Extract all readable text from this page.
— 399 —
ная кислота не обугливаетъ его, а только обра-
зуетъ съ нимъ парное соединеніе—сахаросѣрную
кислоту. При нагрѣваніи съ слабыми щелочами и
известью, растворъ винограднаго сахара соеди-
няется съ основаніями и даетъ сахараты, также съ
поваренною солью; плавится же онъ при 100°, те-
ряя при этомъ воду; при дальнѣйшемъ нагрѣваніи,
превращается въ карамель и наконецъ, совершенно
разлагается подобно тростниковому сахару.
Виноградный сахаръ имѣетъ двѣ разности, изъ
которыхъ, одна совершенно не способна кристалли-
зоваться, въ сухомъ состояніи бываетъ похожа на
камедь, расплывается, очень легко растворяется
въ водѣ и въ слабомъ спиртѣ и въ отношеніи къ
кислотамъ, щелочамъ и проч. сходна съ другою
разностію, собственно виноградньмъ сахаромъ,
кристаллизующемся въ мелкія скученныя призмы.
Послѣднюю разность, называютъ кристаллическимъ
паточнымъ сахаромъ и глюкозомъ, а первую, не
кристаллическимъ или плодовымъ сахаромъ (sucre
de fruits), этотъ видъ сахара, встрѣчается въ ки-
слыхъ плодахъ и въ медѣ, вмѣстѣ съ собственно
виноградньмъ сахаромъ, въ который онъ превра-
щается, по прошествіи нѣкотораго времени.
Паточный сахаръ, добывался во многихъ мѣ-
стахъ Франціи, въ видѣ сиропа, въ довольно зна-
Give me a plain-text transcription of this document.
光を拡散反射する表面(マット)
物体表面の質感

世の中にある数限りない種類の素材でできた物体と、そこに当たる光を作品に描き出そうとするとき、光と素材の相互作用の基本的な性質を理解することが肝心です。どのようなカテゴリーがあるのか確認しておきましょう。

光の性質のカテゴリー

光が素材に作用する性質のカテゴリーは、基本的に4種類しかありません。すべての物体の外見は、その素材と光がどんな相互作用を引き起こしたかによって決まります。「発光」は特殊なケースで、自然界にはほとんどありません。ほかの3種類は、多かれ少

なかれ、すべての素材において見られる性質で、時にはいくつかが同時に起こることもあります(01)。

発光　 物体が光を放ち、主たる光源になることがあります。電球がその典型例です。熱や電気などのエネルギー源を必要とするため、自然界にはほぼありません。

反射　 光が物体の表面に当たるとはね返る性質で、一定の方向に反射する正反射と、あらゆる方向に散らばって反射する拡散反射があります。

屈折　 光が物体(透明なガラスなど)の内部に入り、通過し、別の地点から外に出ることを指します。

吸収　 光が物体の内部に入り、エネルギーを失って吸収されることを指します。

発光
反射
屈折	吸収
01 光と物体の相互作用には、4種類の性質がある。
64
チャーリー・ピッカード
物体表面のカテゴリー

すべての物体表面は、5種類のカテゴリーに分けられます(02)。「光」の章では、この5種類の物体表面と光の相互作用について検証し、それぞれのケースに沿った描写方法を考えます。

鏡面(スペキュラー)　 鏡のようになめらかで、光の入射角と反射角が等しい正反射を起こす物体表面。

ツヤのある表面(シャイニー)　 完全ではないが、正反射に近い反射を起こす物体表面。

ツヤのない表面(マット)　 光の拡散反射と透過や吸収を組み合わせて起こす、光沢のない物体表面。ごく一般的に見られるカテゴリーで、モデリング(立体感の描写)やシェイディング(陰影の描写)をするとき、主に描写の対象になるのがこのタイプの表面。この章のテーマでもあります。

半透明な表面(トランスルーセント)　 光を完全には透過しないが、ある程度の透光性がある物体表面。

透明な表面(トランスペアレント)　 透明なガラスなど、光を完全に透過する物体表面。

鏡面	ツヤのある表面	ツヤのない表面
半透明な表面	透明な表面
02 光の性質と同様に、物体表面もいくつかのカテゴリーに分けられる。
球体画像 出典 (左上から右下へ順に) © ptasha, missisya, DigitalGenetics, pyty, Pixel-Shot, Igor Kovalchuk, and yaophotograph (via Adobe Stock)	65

■ **TASK PROMPT**
Every record above should be copied exactly.

■ **ANSWER FOR THE TASK**
Extract all readable text from this page.
— 399 —
ная кислота не обугливаетъ его, а только обра-
зуетъ съ нимъ парное соединеніе—сахаросѣрную
кислоту. При нагрѣваніи съ слабыми щелочами и
известью, растворъ винограднаго сахара соеди-
няется съ основаніями и даетъ сахараты, также съ
поваренною солью; плавится же онъ при 100°, те-
ряя при этомъ воду; при дальнѣйшемъ нагрѣваніи,
превращается въ карамель и наконецъ, совершенно
разлагается подобно тростниковому сахару.
Виноградный сахаръ имѣетъ двѣ разности, изъ
которыхъ, одна совершенно не способна кристалли-
зоваться, въ сухомъ состояніи бываетъ похожа на
камедь, расплывается, очень легко растворяется
въ водѣ и въ слабомъ спиртѣ и въ отношеніи къ
кислотамъ, щелочамъ и проч. сходна съ другою
разностію, собственно виноградньмъ сахаромъ,
кристаллизующемся въ мелкія скученныя призмы.
Послѣднюю разность, называютъ кристаллическимъ
паточнымъ сахаромъ и глюкозомъ, а первую, не
кристаллическимъ или плодовымъ сахаромъ (sucre
de fruits), этотъ видъ сахара, встрѣчается въ ки-
слыхъ плодахъ и въ медѣ, вмѣстѣ съ собственно
виноградньмъ сахаромъ, въ который онъ превра-
щается, по прошествіи нѣкотораго времени.
Паточный сахаръ, добывался во многихъ мѣ-
стахъ Франціи, въ видѣ сиропа, въ довольно зна-
Give me a plain-text transcription of this document.
光を拡散反射する表面(マット)
物体表面の質感

世の中にある数限りない種類の素材でできた物体と、そこに当たる光を作品に描き出そうとするとき、光と素材の相互作用の基本的な性質を理解することが肝心です。どのようなカテゴリーがあるのか確認しておきましょう。

光の性質のカテゴリー

光が素材に作用する性質のカテゴリーは、基本的に4種類しかありません。すべての物体の外見は、その素材と光がどんな相互作用を引き起こしたかによって決まります。「発光」は特殊なケースで、自然界にはほとんどありません。ほかの3種類は、多かれ少

なかれ、すべての素材において見られる性質で、時にはいくつかが同時に起こることもあります(01)。

発光　 物体が光を放ち、主たる光源になることがあります。電球がその典型例です。熱や電気などのエネルギー源を必要とするため、自然界にはほぼありません。

反射　 光が物体の表面に当たるとはね返る性質で、一定の方向に反射する正反射と、あらゆる方向に散らばって反射する拡散反射があります。

屈折　 光が物体(透明なガラスなど)の内部に入り、通過し、別の地点から外に出ることを指します。

吸収　 光が物体の内部に入り、エネルギーを失って吸収されることを指します。

発光
反射
屈折	吸収
01 光と物体の相互作用には、4種類の性質がある。
64
チャーリー・ピッカード
物体表面のカテゴリー

すべての物体表面は、5種類のカテゴリーに分けられます(02)。「光」の章では、この5種類の物体表面と光の相互作用について検証し、それぞれのケースに沿った描写方法を考えます。

鏡面(スペキュラー)　 鏡のようになめらかで、光の入射角と反射角が等しい正反射を起こす物体表面。

ツヤのある表面(シャイニー)　 完全ではないが、正反射に近い反射を起こす物体表面。

ツヤのない表面(マット)　 光の拡散反射と透過や吸収を組み合わせて起こす、光沢のない物体表面。ごく一般的に見られるカテゴリーで、モデリング(立体感の描写)やシェイディング(陰影の描写)をするとき、主に描写の対象になるのがこのタイプの表面。この章のテーマでもあります。

半透明な表面(トランスルーセント)　 光を完全には透過しないが、ある程度の透光性がある物体表面。

透明な表面(トランスペアレント)　 透明なガラスなど、光を完全に透過する物体表面。

鏡面	ツヤのある表面	ツヤのない表面
半透明な表面	透明な表面
02 光の性質と同様に、物体表面もいくつかのカテゴリーに分けられる。
球体画像 出典 (左上から右下へ順に) © ptasha, missisya, DigitalGenetics, pyty, Pixel-Shot, Igor Kovalchuk, and yaophotograph (via Adobe Stock)	65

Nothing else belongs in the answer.